* ИСХОДНЫЙ ТЕКСТ:

Гуголев Юлий. Мы — другой. М.: Новое издательство, 2019, 92 с.
Эта рецензия могла бы начинаться словами о том, что Юлий Гуголев, лауреат премии «Московский счёт», ведущий кулинарной программы на телевидении, редактор, переводчик, не нуждается в представлении. Но начать следует с того, что вышедшая в прошлом году поэтическая книга Гуголева «Мы – другой» всё ещё требует внимательного читателя. Вопросов к ней, как и возможных стратегий её понимания, больше, чем можно сформулировать за одно прочтение.
По содержанию и объёму сборник «Мы – другой» внушителен: 44 стихотворения, 92 страницы, при этом «кирпичом» назвать его нельзя, скорее, стеной, причём несущей, держащей на себе здание лирики Гуголева. Масштабность – его характерная черта (вспомним хотя бы, что первый сборник назывался почти как итоговый: «Полное. Собрание сочинений»). В каждом стихотворении «Мы – другой» читатель с удовлетворением узнает того автора, который ему уже хорошо знаком – с его фирменной иронией, жонглированием цитатами, словесной игрой и вписыванием разговорных интонаций в классическую просодию, а бытовых ситуаций – в поэтические переживания.
Предыдущая книга, «Естественный отбор», была выпущена в 2010 году, стихов с того времени накопилось много, и это обуславливает некоторую пестроту произведений, вошедших в «Мы – другой»: ты не можешь с ходу сказать, о чём книга целиком, не можешь найти одну-единственную смысловую нить и обозначить главное. Как цельное поэтическое высказывание «Мы – другой» раскрывается постепенно. То, что кажется неоднородным собраньем пёстрых глав, раскрывается в единстве при правильно настроенной оптике.
Инструкция по настройке содержится уже в открывающем книгу стихотворении. Оно набрано курсивом неспроста.
Может быть, я сумею запомнить
над холодной поверхностью лба
эти руки, которые лепят
в час, когда заглушает труба
связных слов преднамеренный лепет (с. 4).
«Преднамеренный лепет» – это, конечно, о творчестве, однако строчки эти – не главные. Когда возвращаешься к ним во второй раз, прочитав остальные стихи, по-другому начинаешь смотреть на ранее не столь акцентированные образы и детали: «летейская волна», «труба заглушает лепет», «холодная поверхность лба». Стихотворение оказывается пронизанным своего рода мортальным предчувствием:
Подчинясь роковому призыву,
всё струится туда, к алтарю,
где бормочет огонь торопливо.

* ПИСЬМЕННОЕ ЗАДАНИЕ 1: Перепишите из рецензии без изменений фрагмент от «Инструкция по настройке» до «бормочет огонь торопливо.».
* ПИСЬМЕННОЕ ЗАДАНИЕ 2:
Ответьте на вопросы по рецензии.
(a) Сколько стихотворений вошло в сборник «Мы – другой»?
(b) В каком году была выпущена предыдущая книга «Естественный отбор»?
(c) Каким шрифтом набрано стихотворение, открывающее книгу?
Записи никак не связаны с рецензией.

* ПРЕДОСТАВЛЕННЫЕ ЗАПИСИ:

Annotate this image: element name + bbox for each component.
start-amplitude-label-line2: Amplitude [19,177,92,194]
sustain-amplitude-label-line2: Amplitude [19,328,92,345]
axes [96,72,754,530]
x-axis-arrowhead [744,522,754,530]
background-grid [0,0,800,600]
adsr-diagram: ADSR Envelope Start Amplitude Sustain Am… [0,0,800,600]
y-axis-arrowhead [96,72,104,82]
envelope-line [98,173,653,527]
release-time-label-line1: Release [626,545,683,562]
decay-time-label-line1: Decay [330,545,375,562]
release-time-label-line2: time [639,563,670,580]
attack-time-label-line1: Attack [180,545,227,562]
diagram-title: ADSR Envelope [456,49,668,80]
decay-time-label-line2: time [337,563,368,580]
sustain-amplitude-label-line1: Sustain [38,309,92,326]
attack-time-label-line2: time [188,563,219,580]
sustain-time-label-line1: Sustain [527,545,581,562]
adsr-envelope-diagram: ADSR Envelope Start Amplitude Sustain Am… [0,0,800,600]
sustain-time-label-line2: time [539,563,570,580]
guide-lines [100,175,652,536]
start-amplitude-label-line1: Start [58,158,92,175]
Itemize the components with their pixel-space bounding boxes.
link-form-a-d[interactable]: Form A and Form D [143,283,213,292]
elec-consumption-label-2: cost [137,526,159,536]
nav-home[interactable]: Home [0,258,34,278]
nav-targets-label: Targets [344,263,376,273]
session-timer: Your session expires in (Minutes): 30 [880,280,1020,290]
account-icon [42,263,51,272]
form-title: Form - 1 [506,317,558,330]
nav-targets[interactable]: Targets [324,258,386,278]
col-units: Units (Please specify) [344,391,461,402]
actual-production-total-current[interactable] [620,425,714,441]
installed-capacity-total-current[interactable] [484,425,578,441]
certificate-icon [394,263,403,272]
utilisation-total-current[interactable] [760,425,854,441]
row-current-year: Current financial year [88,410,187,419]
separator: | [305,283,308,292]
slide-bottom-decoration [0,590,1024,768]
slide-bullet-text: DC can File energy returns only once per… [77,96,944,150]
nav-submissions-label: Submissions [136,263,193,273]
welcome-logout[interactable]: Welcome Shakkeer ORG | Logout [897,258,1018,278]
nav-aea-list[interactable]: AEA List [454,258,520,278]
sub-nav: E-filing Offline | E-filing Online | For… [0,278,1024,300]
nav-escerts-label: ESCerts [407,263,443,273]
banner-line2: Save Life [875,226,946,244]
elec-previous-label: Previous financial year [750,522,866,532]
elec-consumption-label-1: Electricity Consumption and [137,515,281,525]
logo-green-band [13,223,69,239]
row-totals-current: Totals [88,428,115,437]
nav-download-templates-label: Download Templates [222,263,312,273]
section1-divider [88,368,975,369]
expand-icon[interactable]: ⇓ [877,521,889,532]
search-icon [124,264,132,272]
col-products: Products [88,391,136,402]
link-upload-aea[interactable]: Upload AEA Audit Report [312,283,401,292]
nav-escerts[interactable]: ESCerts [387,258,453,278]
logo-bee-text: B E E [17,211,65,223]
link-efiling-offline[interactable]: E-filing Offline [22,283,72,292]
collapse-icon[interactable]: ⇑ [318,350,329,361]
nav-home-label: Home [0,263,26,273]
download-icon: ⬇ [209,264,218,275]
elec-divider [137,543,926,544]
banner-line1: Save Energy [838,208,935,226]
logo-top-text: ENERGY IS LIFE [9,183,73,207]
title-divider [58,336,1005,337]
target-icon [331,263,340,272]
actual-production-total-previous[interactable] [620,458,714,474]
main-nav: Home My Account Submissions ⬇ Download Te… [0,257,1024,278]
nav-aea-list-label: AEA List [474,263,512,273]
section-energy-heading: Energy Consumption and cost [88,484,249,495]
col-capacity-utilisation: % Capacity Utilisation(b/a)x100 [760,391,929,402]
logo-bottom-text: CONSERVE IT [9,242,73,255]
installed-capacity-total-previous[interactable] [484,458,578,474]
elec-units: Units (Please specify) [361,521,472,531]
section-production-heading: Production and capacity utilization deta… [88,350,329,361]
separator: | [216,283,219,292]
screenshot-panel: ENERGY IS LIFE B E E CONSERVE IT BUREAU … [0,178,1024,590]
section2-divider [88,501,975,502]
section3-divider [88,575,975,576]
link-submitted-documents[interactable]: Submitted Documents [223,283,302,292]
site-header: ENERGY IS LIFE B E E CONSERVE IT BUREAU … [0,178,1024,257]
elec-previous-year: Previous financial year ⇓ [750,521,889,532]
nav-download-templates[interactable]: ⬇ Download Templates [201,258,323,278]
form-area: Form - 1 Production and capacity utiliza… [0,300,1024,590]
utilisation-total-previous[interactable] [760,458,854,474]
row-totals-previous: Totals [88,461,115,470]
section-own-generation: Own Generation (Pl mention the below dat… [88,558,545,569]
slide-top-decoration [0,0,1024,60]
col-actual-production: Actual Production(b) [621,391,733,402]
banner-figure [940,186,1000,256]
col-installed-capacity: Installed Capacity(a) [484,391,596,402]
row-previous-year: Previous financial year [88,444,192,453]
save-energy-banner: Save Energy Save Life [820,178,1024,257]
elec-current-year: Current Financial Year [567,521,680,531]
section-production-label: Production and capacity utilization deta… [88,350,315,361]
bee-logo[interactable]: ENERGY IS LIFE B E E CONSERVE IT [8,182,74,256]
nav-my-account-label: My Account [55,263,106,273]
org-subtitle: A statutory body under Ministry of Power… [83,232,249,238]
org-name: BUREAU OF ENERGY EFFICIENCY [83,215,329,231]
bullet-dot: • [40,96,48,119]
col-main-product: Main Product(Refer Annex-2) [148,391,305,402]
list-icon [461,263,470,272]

* РЕЗУЛЬТАТ 1:
Инструкция по настройке содержится уже в открывающем книгу стихотворении. Оно набрано курсивом неспроста.
Может быть, я сумею запомнить
над холодной поверхностью лба
эти руки, которые лепят
в час, когда заглушает труба
связных слов преднамеренный лепет (с. 4).
«Преднамеренный лепет» – это, конечно, о творчестве, однако строчки эти – не главные. Когда возвращаешься к ним во второй раз, прочитав остальные стихи, по-другому начинаешь смотреть на ранее не столь акцентированные образы и детали: «летейская волна», «труба заглушает лепет», «холодная поверхность лба». Стихотворение оказывается пронизанным своего рода мортальным предчувствием:
Подчинясь роковому призыву,
всё струится туда, к алтарю,
где бормочет огонь торопливо.

* РЕЗУЛЬТАТ 2:
(a) 44 стихотворения.
(b) В 2010 году.
(c) Курсивом.